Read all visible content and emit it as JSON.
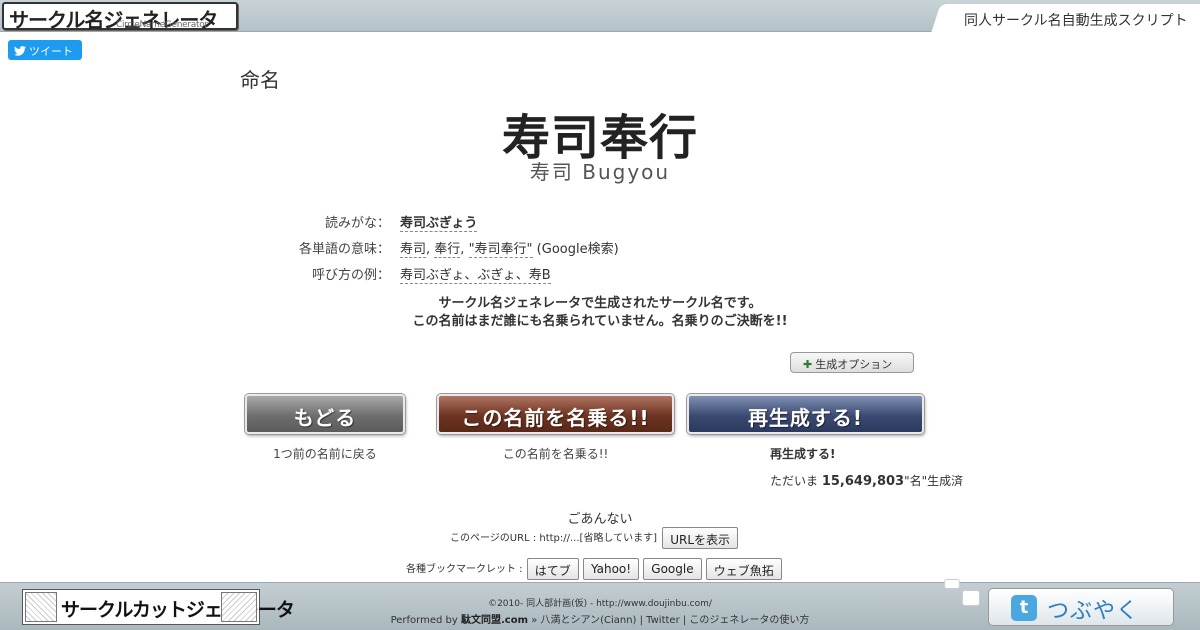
{
  "header": {
    "logo_main": "サークル名ジェネレータ",
    "logo_sub": "CircleNameGenerator",
    "site_title": "同人サークル名自動生成スクリプト",
    "tweet_label": "ツイート"
  },
  "result": {
    "heading": "命名",
    "name": "寿司奉行",
    "reading_sub": "寿司 Bugyou"
  },
  "info": {
    "reading_label": "読みがな：",
    "reading_value": "寿司ぶぎょう",
    "meaning_label": "各単語の意味：",
    "meaning_links": [
      "寿司",
      "奉行",
      "\"寿司奉行\""
    ],
    "meaning_suffix": "(Google検索)",
    "callname_label": "呼び方の例：",
    "callname_value": "寿司ぶぎょ、ぶぎょ、寿B"
  },
  "message": {
    "line1": "サークル名ジェネレータで生成されたサークル名です。",
    "line2": "この名前はまだ誰にも名乗られていません。名乗りのご決断を!!"
  },
  "options_button": "生成オプション",
  "buttons": {
    "back": "もどる",
    "take": "この名前を名乗る!!",
    "regen": "再生成する!"
  },
  "captions": {
    "back": "1つ前の名前に戻る",
    "take": "この名前を名乗る!!",
    "regen": "再生成する!",
    "count_prefix": "ただいま",
    "count_value": "15,649,803",
    "count_suffix": "\"名\"生成済"
  },
  "share": {
    "sorry": "ごあんない",
    "url_label": "このページのURL : http://...[省略しています]",
    "url_button": "URLを表示",
    "bookmark_label": "各種ブックマークレット :",
    "bookmark_buttons": [
      "はてブ",
      "Yahoo!",
      "Google",
      "ウェブ魚拓"
    ]
  },
  "footer": {
    "cut_logo": "サークルカットジェネレータ",
    "copyright": "©2010- 同人部計画(仮) - http://www.doujinbu.com/",
    "performed_prefix": "Performed by",
    "performed_org": "駄文同盟.com",
    "performed_rest": "» 八満とシアン(Ciann) | Twitter | このジェネレータの使い方",
    "tsubuyaku": "つぶやく",
    "tsubuyaku_icon": "t"
  },
  "colors": {
    "back_button": "#6e6e6e",
    "take_button": "#6e3422",
    "regen_button": "#3b4a72",
    "twitter": "#1d9bf0"
  }
}
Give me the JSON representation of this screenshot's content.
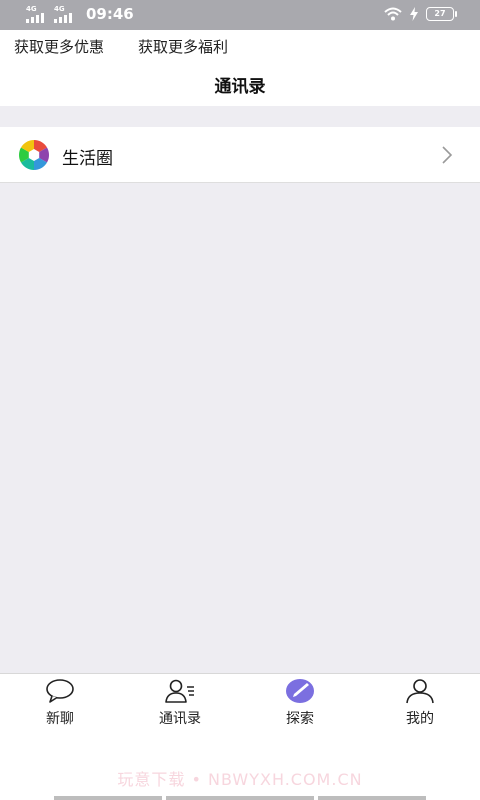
{
  "status": {
    "network1": "4G",
    "network2": "4G",
    "time": "09:46",
    "battery": "27"
  },
  "promo": {
    "more_offers": "获取更多优惠",
    "more_benefits": "获取更多福利"
  },
  "page": {
    "title": "通讯录"
  },
  "list": {
    "items": [
      {
        "label": "生活圈",
        "icon": "camera-aperture-icon"
      }
    ]
  },
  "tabs": [
    {
      "label": "新聊",
      "icon": "chat-bubble-icon"
    },
    {
      "label": "通讯录",
      "icon": "contacts-icon"
    },
    {
      "label": "探索",
      "icon": "compass-icon",
      "active": true
    },
    {
      "label": "我的",
      "icon": "person-icon"
    }
  ],
  "watermark": "玩意下载 • NBWYXH.COM.CN",
  "colors": {
    "accent": "#7b6fe0",
    "background": "#eeedf2"
  }
}
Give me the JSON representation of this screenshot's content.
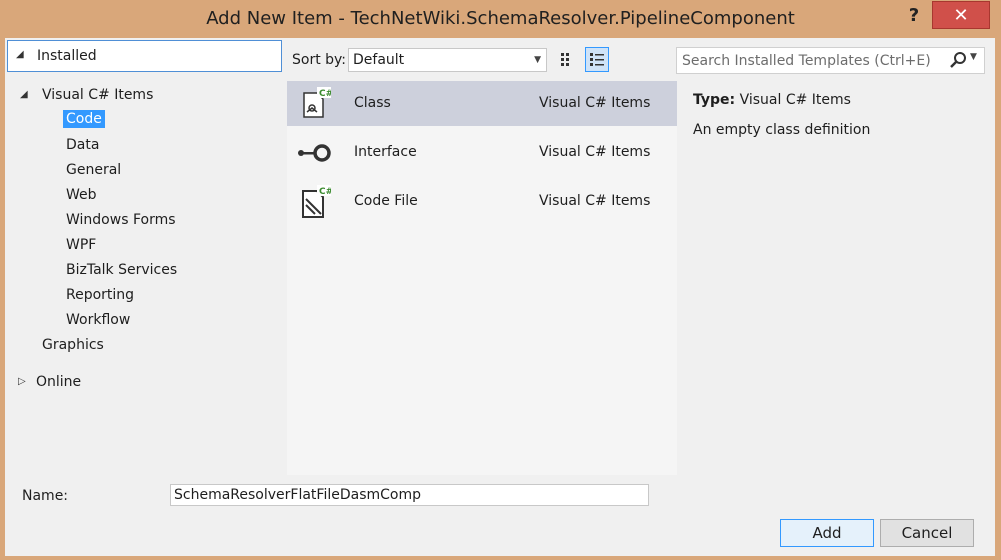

┄┄┄┄┄┄

* What you have to do:
Output every entry word for word, but omit the pictures.

* Task response:
Read all visible content and emit it as JSON.
{
  "header": {
    "logo_main": "サークル名ジェネレータ",
    "logo_sub": "CircleNameGenerator",
    "site_title": "同人サークル名自動生成スクリプト",
    "tweet_label": "ツイート"
  },
  "result": {
    "heading": "命名",
    "name": "寿司奉行",
    "reading_sub": "寿司 Bugyou"
  },
  "info": {
    "reading_label": "読みがな：",
    "reading_value": "寿司ぶぎょう",
    "meaning_label": "各単語の意味：",
    "meaning_links": [
      "寿司",
      "奉行",
      "\"寿司奉行\""
    ],
    "meaning_suffix": "(Google検索)",
    "callname_label": "呼び方の例：",
    "callname_value": "寿司ぶぎょ、ぶぎょ、寿B"
  },
  "message": {
    "line1": "サークル名ジェネレータで生成されたサークル名です。",
    "line2": "この名前はまだ誰にも名乗られていません。名乗りのご決断を!!"
  },
  "options_button": "生成オプション",
  "buttons": {
    "back": "もどる",
    "take": "この名前を名乗る!!",
    "regen": "再生成する!"
  },
  "captions": {
    "back": "1つ前の名前に戻る",
    "take": "この名前を名乗る!!",
    "regen": "再生成する!",
    "count_prefix": "ただいま",
    "count_value": "15,649,803",
    "count_suffix": "\"名\"生成済"
  },
  "share": {
    "sorry": "ごあんない",
    "url_label": "このページのURL : http://...[省略しています]",
    "url_button": "URLを表示",
    "bookmark_label": "各種ブックマークレット :",
    "bookmark_buttons": [
      "はてブ",
      "Yahoo!",
      "Google",
      "ウェブ魚拓"
    ]
  },
  "footer": {
    "cut_logo": "サークルカットジェネレータ",
    "copyright": "©2010- 同人部計画(仮) - http://www.doujinbu.com/",
    "performed_prefix": "Performed by",
    "performed_org": "駄文同盟.com",
    "performed_rest": "» 八満とシアン(Ciann) | Twitter | このジェネレータの使い方",
    "tsubuyaku": "つぶやく",
    "tsubuyaku_icon": "t"
  },
  "colors": {
    "back_button": "#6e6e6e",
    "take_button": "#6e3422",
    "regen_button": "#3b4a72",
    "twitter": "#1d9bf0"
  }
}
Give me the JSON representation of this screenshot's content.
{
  "status": {
    "network1": "4G",
    "network2": "4G",
    "time": "09:46",
    "battery": "27"
  },
  "promo": {
    "more_offers": "获取更多优惠",
    "more_benefits": "获取更多福利"
  },
  "page": {
    "title": "通讯录"
  },
  "list": {
    "items": [
      {
        "label": "生活圈",
        "icon": "camera-aperture-icon"
      }
    ]
  },
  "tabs": [
    {
      "label": "新聊",
      "icon": "chat-bubble-icon"
    },
    {
      "label": "通讯录",
      "icon": "contacts-icon"
    },
    {
      "label": "探索",
      "icon": "compass-icon",
      "active": true
    },
    {
      "label": "我的",
      "icon": "person-icon"
    }
  ],
  "watermark": "玩意下载 • NBWYXH.COM.CN",
  "colors": {
    "accent": "#7b6fe0",
    "background": "#eeedf2"
  }
}
Give me the JSON representation of this screenshot's content.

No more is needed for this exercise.